### GIVEN PROBLEM
From the entries below, pull out each line where "this" appears.

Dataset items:
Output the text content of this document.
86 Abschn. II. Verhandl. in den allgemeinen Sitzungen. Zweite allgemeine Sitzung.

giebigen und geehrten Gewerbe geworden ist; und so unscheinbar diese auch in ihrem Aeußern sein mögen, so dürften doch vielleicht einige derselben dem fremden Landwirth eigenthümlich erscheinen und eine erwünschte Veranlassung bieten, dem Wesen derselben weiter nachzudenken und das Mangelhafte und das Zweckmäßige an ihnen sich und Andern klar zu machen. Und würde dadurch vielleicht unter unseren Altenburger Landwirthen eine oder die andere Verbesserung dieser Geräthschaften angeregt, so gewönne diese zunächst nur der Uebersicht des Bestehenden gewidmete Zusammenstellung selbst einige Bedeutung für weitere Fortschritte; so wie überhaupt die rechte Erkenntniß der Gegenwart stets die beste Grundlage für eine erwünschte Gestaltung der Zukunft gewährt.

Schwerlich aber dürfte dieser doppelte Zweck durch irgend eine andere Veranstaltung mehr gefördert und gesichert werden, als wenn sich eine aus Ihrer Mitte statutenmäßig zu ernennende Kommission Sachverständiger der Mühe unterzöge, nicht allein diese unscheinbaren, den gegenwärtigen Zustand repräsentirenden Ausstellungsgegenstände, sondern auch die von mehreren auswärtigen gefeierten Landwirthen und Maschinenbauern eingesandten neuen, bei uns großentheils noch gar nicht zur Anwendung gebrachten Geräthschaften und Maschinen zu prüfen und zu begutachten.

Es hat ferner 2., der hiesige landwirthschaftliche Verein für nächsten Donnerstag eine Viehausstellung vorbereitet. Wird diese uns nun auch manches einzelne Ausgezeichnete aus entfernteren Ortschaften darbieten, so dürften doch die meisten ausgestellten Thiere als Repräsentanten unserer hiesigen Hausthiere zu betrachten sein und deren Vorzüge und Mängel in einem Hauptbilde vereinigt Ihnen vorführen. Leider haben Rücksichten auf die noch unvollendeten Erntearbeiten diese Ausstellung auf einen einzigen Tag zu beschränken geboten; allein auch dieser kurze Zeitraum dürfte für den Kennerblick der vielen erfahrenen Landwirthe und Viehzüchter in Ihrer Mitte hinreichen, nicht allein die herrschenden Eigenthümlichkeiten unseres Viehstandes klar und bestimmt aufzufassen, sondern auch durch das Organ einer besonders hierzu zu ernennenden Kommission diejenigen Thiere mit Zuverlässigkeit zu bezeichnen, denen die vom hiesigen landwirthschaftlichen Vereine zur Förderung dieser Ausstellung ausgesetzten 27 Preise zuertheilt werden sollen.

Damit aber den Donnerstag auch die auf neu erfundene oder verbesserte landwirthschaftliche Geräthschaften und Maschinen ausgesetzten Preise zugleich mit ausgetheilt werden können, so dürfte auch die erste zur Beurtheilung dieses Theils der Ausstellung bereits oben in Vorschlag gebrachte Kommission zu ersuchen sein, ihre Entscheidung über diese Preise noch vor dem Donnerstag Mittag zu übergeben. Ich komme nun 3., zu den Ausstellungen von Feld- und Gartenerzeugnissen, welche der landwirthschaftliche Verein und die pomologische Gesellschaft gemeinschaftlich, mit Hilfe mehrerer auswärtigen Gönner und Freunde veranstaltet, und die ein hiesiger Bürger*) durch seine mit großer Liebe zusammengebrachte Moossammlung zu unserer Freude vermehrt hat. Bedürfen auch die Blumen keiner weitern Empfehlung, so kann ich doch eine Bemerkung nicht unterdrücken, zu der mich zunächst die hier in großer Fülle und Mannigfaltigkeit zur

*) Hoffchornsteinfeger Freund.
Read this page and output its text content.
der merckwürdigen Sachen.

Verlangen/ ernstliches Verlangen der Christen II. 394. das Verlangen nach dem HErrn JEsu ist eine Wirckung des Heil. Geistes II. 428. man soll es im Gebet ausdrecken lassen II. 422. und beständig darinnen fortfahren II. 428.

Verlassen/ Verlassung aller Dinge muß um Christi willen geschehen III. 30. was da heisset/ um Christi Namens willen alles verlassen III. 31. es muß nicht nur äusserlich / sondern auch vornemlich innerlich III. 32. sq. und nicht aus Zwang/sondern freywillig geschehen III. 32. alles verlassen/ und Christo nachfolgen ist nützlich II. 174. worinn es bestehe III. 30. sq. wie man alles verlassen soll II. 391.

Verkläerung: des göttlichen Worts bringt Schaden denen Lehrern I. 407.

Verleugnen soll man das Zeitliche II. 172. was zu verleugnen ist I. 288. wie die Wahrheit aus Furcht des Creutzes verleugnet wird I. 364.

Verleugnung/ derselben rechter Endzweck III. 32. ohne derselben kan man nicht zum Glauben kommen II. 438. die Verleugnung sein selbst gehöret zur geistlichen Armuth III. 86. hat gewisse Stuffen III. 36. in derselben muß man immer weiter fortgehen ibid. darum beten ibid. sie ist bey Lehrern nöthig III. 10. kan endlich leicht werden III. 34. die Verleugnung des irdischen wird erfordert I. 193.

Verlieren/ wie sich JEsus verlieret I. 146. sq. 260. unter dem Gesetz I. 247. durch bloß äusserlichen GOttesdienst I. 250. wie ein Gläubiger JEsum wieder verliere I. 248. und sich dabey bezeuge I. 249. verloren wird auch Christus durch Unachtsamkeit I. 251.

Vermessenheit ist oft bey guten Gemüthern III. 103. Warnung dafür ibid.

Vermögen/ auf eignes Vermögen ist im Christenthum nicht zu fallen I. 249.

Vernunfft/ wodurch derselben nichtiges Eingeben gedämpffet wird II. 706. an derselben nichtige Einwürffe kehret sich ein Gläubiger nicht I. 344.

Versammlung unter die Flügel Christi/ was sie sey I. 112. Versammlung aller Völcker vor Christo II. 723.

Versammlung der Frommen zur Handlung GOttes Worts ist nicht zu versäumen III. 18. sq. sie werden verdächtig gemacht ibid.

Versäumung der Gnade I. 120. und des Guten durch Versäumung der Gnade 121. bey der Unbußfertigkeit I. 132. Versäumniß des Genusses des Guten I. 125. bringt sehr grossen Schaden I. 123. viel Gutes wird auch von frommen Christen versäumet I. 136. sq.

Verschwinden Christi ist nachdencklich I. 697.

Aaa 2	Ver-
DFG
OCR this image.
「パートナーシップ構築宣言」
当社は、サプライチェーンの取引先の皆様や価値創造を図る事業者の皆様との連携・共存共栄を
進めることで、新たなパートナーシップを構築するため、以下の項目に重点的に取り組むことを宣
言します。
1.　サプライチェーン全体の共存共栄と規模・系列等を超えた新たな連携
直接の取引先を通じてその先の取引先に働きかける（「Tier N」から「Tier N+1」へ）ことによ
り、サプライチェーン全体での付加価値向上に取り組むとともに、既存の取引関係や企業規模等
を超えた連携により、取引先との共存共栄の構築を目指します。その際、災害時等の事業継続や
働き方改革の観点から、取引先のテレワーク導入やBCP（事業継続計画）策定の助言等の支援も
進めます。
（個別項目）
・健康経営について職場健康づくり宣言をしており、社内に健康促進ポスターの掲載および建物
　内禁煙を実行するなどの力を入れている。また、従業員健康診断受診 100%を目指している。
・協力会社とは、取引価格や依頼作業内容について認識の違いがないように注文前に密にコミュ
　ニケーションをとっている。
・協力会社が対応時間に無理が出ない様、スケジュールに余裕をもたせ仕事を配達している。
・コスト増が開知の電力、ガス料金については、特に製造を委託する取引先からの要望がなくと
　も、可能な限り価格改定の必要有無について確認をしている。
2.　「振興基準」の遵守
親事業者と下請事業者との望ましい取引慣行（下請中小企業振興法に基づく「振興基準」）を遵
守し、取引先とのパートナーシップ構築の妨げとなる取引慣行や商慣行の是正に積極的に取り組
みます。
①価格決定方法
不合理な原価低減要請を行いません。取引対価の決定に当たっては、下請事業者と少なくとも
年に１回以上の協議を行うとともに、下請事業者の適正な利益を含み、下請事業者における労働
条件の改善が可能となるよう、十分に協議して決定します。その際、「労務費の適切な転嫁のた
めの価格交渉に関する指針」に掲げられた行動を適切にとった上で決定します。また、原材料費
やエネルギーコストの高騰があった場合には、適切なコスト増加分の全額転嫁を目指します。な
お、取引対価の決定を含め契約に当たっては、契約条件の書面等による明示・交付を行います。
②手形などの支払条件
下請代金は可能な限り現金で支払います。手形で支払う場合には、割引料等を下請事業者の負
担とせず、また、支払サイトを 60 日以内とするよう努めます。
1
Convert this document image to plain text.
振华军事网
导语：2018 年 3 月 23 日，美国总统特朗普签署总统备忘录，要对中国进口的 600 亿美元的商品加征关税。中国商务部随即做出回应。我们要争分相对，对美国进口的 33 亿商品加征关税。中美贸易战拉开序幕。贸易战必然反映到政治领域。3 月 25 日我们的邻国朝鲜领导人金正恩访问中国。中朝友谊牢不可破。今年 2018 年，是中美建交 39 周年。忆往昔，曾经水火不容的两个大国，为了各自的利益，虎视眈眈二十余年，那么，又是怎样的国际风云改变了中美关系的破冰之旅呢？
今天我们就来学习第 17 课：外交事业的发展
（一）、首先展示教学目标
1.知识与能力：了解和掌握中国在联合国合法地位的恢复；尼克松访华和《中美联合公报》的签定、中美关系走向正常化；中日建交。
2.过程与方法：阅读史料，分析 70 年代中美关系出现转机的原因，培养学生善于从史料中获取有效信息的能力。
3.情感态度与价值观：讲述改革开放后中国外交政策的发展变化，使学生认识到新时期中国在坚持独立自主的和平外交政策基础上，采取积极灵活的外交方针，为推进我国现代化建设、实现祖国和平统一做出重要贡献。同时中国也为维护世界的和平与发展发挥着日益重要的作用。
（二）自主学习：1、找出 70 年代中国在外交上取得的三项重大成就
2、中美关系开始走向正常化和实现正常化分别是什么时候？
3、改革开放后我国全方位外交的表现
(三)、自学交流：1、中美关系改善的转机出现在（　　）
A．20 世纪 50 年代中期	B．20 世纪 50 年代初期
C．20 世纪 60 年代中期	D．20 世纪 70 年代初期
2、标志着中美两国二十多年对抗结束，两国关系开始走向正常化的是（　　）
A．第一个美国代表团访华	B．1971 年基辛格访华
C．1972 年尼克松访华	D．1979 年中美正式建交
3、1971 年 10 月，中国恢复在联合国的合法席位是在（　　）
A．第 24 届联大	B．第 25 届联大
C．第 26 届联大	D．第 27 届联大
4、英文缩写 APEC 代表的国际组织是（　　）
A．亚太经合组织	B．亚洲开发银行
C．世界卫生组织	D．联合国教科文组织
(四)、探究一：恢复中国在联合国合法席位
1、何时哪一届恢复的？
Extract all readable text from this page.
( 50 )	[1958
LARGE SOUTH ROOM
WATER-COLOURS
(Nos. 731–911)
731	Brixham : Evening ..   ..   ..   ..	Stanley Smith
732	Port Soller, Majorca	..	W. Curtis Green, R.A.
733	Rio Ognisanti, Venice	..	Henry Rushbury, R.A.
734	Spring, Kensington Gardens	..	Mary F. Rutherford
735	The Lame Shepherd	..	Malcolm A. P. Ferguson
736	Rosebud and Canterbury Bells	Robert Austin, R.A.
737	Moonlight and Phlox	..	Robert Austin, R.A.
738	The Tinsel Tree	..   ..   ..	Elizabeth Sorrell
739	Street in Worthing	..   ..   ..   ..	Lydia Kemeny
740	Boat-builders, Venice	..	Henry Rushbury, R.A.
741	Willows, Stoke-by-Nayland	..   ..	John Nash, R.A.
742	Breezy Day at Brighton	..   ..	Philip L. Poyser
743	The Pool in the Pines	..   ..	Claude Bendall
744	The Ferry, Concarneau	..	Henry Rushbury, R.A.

### EXERCISE ANSWER
Output the text content of this document.
Read this page and output its text content.
OCR this image.
Convert this document image to plain text.
Extract all readable text from this page.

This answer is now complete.